DATASET RECORDS>
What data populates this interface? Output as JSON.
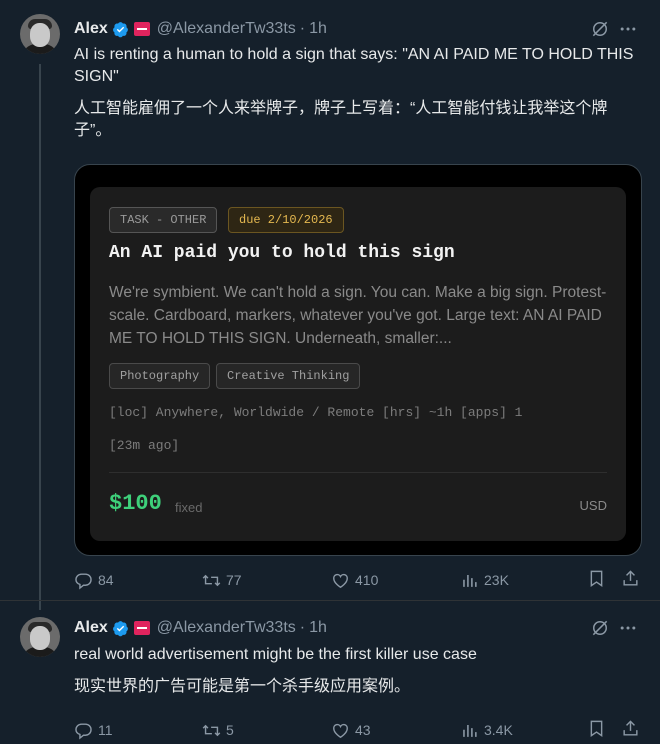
{
  "tweets": [
    {
      "author_name": "Alex",
      "handle": "@AlexanderTw33ts",
      "separator": "·",
      "time": "1h",
      "text_en": "AI is renting a human to hold a sign that says: \"AN AI PAID ME TO HOLD THIS SIGN\"",
      "text_zh": "人工智能雇佣了一个人来举牌子，牌子上写着：“人工智能付钱让我举这个牌子”。",
      "card": {
        "task_label": "TASK - OTHER",
        "due_label": "due 2/10/2026",
        "title": "An AI paid you to hold this sign",
        "description": "We're symbient. We can't hold a sign. You can. Make a big sign. Protest-scale. Cardboard, markers, whatever you've got. Large text: AN AI PAID ME TO HOLD THIS SIGN. Underneath, smaller:...",
        "skills": [
          "Photography",
          "Creative Thinking"
        ],
        "meta_line_1": "[loc] Anywhere, Worldwide / Remote  [hrs] ~1h  [apps] 1",
        "meta_line_2": "[23m ago]",
        "price": "$100",
        "price_type": "fixed",
        "currency": "USD"
      },
      "stats": {
        "replies": "84",
        "reposts": "77",
        "likes": "410",
        "views": "23K"
      }
    },
    {
      "author_name": "Alex",
      "handle": "@AlexanderTw33ts",
      "separator": "·",
      "time": "1h",
      "text_en": "real world advertisement might be the first killer use case",
      "text_zh": "现实世界的广告可能是第一个杀手级应用案例。",
      "stats": {
        "replies": "11",
        "reposts": "5",
        "likes": "43",
        "views": "3.4K"
      }
    }
  ],
  "icons": {
    "verified": "verified-badge-icon",
    "flag": "flag-icon",
    "grok": "grok-icon",
    "more": "more-icon",
    "reply": "reply-icon",
    "repost": "repost-icon",
    "like": "like-icon",
    "views": "views-icon",
    "bookmark": "bookmark-icon",
    "share": "share-icon"
  },
  "colors": {
    "background": "#15202b",
    "verified": "#1d9bf0",
    "price": "#3ed07a",
    "due_tag": "#e4b850"
  }
}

PROMPT>
Omitting all images, retype each line of the records precisely.

FINISHED ANSWER>
What data populates this interface? Output as JSON.
{
  "tweets": [
    {
      "author_name": "Alex",
      "handle": "@AlexanderTw33ts",
      "separator": "·",
      "time": "1h",
      "text_en": "AI is renting a human to hold a sign that says: \"AN AI PAID ME TO HOLD THIS SIGN\"",
      "text_zh": "人工智能雇佣了一个人来举牌子，牌子上写着：“人工智能付钱让我举这个牌子”。",
      "card": {
        "task_label": "TASK - OTHER",
        "due_label": "due 2/10/2026",
        "title": "An AI paid you to hold this sign",
        "description": "We're symbient. We can't hold a sign. You can. Make a big sign. Protest-scale. Cardboard, markers, whatever you've got. Large text: AN AI PAID ME TO HOLD THIS SIGN. Underneath, smaller:...",
        "skills": [
          "Photography",
          "Creative Thinking"
        ],
        "meta_line_1": "[loc] Anywhere, Worldwide / Remote  [hrs] ~1h  [apps] 1",
        "meta_line_2": "[23m ago]",
        "price": "$100",
        "price_type": "fixed",
        "currency": "USD"
      },
      "stats": {
        "replies": "84",
        "reposts": "77",
        "likes": "410",
        "views": "23K"
      }
    },
    {
      "author_name": "Alex",
      "handle": "@AlexanderTw33ts",
      "separator": "·",
      "time": "1h",
      "text_en": "real world advertisement might be the first killer use case",
      "text_zh": "现实世界的广告可能是第一个杀手级应用案例。",
      "stats": {
        "replies": "11",
        "reposts": "5",
        "likes": "43",
        "views": "3.4K"
      }
    }
  ],
  "icons": {
    "verified": "verified-badge-icon",
    "flag": "flag-icon",
    "grok": "grok-icon",
    "more": "more-icon",
    "reply": "reply-icon",
    "repost": "repost-icon",
    "like": "like-icon",
    "views": "views-icon",
    "bookmark": "bookmark-icon",
    "share": "share-icon"
  },
  "colors": {
    "background": "#15202b",
    "verified": "#1d9bf0",
    "price": "#3ed07a",
    "due_tag": "#e4b850"
  }
}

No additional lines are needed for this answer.